* **Exercise instructions**
Identify the lines that contain the word "name", then copy them.
[START OF Input rows]
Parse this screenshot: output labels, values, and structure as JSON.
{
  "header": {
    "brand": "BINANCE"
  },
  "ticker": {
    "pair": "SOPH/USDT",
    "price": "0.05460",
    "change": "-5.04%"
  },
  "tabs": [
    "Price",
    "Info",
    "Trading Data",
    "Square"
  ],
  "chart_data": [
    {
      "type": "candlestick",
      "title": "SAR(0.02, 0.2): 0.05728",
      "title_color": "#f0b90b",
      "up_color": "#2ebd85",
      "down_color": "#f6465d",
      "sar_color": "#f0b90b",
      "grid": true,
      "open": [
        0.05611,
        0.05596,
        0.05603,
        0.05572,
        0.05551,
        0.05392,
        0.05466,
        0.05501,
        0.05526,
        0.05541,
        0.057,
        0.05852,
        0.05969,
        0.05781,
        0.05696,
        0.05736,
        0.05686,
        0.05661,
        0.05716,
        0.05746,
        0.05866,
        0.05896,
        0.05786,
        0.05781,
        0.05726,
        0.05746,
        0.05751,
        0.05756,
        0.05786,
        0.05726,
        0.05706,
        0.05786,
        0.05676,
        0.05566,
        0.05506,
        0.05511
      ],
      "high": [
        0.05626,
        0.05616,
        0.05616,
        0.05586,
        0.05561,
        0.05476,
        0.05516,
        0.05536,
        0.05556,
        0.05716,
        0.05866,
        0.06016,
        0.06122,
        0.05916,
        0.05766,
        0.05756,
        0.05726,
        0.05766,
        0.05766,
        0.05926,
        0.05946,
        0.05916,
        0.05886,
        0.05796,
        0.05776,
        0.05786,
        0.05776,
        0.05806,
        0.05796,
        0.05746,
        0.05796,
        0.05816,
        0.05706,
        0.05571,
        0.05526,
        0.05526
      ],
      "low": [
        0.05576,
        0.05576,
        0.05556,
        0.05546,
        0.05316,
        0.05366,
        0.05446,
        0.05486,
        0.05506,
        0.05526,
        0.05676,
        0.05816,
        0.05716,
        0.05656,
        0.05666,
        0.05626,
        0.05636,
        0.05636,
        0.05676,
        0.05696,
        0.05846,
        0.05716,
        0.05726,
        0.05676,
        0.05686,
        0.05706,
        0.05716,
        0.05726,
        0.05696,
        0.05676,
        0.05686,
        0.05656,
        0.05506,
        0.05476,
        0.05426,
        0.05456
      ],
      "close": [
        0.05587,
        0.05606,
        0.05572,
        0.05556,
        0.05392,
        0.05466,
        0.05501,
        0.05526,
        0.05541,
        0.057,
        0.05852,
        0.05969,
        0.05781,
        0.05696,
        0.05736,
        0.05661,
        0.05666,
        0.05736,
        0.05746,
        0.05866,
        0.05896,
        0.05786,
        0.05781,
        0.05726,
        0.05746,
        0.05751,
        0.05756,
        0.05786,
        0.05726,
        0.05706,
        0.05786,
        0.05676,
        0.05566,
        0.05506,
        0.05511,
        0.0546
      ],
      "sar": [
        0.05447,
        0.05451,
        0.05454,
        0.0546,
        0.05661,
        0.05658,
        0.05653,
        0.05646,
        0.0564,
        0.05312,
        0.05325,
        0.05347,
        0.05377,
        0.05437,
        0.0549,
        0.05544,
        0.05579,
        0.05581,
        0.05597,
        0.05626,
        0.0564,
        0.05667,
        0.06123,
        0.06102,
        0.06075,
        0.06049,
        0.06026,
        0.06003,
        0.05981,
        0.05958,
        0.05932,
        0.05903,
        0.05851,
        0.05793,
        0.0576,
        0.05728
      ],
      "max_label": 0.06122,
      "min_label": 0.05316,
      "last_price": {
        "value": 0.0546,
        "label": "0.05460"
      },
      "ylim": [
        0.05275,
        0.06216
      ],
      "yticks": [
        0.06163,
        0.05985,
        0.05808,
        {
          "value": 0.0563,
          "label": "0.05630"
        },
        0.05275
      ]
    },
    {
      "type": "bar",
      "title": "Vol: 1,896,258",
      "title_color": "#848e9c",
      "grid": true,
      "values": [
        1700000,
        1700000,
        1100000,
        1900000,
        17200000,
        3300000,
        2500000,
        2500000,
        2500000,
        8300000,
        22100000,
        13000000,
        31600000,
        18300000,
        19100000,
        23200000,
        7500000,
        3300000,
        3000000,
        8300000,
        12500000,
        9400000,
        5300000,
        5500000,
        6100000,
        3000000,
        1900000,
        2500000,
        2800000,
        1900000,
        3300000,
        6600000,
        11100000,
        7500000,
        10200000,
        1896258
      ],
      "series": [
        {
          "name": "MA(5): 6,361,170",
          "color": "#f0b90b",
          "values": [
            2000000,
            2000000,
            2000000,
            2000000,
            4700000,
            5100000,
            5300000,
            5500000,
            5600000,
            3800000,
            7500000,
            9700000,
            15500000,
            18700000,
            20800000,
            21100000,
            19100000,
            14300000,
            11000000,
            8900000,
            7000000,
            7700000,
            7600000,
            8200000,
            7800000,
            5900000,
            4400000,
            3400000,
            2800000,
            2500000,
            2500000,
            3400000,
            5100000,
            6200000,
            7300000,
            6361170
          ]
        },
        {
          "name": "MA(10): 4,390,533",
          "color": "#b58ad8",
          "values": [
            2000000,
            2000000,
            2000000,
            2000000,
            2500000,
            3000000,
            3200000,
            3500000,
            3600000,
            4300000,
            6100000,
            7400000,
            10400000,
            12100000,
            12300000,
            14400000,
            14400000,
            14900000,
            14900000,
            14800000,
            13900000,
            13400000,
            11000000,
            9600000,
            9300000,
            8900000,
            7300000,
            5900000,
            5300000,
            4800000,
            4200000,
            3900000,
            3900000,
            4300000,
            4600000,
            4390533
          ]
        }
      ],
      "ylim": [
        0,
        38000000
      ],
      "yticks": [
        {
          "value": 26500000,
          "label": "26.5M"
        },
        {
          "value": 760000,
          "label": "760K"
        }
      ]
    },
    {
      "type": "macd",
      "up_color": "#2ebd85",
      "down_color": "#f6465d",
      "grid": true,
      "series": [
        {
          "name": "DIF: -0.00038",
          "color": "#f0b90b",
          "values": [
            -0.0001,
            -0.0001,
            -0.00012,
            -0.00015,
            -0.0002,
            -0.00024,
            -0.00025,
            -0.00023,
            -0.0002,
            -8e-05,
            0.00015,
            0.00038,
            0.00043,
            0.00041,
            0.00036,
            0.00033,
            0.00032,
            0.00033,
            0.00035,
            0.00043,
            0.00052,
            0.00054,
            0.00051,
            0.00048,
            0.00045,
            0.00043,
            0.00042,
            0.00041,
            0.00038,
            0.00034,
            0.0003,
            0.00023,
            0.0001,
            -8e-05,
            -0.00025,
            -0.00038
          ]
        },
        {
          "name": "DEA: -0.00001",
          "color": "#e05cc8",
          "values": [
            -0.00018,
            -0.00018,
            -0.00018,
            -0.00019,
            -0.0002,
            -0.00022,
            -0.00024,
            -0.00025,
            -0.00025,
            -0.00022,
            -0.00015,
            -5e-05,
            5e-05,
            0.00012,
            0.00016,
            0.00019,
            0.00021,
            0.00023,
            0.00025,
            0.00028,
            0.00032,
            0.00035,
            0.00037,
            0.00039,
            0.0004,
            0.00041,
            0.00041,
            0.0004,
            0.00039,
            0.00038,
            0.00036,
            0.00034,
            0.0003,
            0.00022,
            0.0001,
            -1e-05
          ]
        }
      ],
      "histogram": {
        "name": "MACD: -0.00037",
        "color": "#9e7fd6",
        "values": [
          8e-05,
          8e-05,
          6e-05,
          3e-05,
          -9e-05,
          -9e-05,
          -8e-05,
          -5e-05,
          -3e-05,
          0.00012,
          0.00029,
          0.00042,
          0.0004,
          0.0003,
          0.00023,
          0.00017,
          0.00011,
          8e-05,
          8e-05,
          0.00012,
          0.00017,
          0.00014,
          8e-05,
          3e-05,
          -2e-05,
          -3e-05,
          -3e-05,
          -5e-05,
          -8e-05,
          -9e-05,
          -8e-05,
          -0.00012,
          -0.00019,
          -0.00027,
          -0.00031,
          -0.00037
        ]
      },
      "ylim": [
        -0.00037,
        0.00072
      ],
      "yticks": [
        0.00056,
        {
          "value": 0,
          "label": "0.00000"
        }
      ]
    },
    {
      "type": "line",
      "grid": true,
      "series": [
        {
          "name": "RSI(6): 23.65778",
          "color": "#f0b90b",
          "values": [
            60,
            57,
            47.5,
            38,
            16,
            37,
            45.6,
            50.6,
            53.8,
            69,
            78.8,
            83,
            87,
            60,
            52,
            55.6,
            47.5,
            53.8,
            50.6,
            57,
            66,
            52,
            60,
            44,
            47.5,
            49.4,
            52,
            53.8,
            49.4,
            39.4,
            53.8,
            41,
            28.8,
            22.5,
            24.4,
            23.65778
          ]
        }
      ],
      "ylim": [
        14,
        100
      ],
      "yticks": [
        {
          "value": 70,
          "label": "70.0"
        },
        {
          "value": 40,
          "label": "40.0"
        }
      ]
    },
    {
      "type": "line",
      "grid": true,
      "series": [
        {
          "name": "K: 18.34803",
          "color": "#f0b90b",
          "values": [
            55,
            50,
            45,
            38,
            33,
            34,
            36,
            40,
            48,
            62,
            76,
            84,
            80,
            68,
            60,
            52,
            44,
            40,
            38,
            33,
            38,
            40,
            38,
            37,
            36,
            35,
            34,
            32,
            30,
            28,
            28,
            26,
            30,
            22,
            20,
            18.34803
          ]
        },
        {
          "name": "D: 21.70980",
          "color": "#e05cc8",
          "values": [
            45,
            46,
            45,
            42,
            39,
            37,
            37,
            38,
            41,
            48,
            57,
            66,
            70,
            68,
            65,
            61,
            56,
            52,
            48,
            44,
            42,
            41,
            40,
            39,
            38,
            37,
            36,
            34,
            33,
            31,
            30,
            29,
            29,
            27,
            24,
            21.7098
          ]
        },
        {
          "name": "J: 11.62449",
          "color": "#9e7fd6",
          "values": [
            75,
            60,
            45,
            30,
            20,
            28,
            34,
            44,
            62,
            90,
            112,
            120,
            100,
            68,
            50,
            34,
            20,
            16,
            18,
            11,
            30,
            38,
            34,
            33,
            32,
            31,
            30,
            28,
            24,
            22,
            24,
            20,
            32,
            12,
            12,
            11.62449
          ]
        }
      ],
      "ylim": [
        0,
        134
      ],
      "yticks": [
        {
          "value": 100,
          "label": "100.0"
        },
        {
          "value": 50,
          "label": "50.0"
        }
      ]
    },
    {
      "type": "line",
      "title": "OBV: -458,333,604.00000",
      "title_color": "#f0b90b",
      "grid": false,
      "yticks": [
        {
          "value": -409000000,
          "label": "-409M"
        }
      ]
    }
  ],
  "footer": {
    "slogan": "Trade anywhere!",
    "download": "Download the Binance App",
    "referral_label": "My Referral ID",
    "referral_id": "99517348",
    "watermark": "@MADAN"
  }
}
[END OF Input rows]
* **The output**
          "name": "MA(5): 6,361,170",
          "name": "MA(10): 4,390,533",
          "name": "DIF: -0.00038",
          "name": "DEA: -0.00001",
        "name": "MACD: -0.00037",
          "name": "RSI(6): 23.65778",
          "name": "K: 18.34803",
          "name": "D: 21.70980",
          "name": "J: 11.62449",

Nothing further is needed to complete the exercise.